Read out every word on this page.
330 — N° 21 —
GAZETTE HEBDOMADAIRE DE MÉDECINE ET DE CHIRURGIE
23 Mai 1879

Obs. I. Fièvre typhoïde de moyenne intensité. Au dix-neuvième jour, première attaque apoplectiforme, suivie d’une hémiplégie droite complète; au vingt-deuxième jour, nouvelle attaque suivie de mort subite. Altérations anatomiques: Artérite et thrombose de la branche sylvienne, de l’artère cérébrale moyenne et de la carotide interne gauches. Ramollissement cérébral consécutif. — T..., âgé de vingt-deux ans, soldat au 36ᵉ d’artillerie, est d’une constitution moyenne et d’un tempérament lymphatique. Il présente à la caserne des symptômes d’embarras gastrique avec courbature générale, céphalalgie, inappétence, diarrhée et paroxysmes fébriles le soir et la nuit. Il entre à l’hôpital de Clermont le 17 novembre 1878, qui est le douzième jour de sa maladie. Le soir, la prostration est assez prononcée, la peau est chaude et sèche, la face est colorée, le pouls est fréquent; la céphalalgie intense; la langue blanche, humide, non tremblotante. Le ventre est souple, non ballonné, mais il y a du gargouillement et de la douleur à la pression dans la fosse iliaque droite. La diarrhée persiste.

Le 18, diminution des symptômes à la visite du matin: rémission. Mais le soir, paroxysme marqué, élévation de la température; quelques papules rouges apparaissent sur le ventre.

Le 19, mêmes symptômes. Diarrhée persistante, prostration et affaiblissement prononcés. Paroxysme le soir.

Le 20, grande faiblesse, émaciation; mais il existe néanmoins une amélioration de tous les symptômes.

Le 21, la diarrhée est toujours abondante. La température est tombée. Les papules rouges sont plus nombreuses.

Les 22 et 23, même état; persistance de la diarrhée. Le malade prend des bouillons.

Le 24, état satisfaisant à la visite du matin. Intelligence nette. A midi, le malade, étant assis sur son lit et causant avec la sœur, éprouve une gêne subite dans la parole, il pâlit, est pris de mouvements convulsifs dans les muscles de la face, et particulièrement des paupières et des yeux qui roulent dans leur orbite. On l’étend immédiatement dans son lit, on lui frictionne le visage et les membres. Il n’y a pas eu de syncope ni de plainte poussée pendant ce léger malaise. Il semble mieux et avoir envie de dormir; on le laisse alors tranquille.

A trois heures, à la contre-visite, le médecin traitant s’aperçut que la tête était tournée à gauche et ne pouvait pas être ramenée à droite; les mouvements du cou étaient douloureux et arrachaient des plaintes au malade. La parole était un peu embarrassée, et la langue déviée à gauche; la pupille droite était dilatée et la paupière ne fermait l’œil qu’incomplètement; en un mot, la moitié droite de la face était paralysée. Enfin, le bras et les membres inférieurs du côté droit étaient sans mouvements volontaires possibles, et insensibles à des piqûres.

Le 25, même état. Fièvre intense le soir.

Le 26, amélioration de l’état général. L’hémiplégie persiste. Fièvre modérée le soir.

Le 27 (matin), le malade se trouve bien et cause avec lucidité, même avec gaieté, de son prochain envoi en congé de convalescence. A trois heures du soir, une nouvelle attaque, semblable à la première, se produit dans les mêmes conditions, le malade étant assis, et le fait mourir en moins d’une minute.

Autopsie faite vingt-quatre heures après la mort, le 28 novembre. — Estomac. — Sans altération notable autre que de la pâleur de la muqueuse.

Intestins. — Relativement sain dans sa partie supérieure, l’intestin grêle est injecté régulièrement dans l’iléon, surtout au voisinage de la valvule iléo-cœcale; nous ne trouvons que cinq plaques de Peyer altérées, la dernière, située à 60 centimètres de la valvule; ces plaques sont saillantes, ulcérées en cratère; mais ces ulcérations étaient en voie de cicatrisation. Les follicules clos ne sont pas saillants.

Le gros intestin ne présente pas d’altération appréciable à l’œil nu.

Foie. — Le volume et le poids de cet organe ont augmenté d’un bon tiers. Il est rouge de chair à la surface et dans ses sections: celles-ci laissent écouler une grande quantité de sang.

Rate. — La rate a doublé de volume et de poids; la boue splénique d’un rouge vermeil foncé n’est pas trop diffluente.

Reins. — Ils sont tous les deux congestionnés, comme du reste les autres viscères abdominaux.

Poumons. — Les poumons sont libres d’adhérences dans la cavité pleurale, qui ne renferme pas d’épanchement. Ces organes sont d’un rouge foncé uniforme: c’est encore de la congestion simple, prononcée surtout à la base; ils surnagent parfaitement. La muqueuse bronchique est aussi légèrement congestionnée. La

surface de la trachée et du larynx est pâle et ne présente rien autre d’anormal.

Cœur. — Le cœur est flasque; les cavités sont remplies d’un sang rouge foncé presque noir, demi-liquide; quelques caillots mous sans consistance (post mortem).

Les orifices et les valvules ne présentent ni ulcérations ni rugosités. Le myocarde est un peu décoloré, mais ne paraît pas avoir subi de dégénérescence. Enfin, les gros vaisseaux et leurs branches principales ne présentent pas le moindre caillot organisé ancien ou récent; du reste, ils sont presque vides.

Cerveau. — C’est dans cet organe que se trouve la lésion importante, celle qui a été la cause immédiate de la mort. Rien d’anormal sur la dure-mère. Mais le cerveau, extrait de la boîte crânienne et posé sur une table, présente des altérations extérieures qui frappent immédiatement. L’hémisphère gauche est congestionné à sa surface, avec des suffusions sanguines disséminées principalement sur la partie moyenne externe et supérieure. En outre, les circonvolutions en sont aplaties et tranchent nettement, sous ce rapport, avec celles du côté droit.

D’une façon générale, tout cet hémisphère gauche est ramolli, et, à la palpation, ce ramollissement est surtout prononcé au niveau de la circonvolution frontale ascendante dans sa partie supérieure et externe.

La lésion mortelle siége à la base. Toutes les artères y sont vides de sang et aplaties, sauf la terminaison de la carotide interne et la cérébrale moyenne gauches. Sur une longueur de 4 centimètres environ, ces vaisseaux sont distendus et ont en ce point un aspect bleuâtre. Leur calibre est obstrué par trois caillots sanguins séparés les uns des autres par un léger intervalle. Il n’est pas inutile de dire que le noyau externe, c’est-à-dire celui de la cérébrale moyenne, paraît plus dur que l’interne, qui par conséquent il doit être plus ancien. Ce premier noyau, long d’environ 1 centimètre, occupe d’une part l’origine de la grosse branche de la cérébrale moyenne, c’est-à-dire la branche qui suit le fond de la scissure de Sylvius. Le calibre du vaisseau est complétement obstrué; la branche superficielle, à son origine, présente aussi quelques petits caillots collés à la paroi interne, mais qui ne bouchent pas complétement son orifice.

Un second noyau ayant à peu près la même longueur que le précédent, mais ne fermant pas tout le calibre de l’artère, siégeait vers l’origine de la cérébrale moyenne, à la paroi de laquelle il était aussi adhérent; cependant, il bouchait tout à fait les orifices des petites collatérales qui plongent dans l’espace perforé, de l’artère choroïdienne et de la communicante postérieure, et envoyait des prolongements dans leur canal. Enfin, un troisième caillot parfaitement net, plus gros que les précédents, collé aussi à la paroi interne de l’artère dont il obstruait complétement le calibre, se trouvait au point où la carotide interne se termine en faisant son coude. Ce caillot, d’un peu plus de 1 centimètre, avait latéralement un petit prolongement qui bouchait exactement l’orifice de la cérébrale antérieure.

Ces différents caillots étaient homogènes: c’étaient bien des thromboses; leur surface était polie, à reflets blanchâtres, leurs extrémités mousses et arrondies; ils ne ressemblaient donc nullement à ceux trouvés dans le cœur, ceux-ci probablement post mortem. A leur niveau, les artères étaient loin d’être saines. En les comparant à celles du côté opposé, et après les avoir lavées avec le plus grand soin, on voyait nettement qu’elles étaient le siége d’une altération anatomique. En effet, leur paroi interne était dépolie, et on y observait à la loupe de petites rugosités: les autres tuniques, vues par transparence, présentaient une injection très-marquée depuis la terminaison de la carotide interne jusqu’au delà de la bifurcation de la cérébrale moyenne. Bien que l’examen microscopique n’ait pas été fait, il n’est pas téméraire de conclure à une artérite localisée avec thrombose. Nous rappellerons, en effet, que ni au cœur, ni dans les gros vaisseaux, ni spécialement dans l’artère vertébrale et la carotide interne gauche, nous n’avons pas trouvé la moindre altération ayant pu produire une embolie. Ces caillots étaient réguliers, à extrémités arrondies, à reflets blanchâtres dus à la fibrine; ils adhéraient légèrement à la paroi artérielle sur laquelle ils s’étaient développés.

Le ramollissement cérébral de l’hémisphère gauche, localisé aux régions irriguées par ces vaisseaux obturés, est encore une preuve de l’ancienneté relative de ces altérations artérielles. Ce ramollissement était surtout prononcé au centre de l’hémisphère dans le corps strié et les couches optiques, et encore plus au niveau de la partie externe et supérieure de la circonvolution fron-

********

■ Written exercise
Where a line of the entries contains the word "tous", copy that line.

■ Answer to the task
Le 20, grande faiblesse, émaciation; mais il existe néanmoins une amélioration de tous les symptômes.
Reins. — Ils sont tous les deux congestionnés, comme du reste les autres viscères abdominaux.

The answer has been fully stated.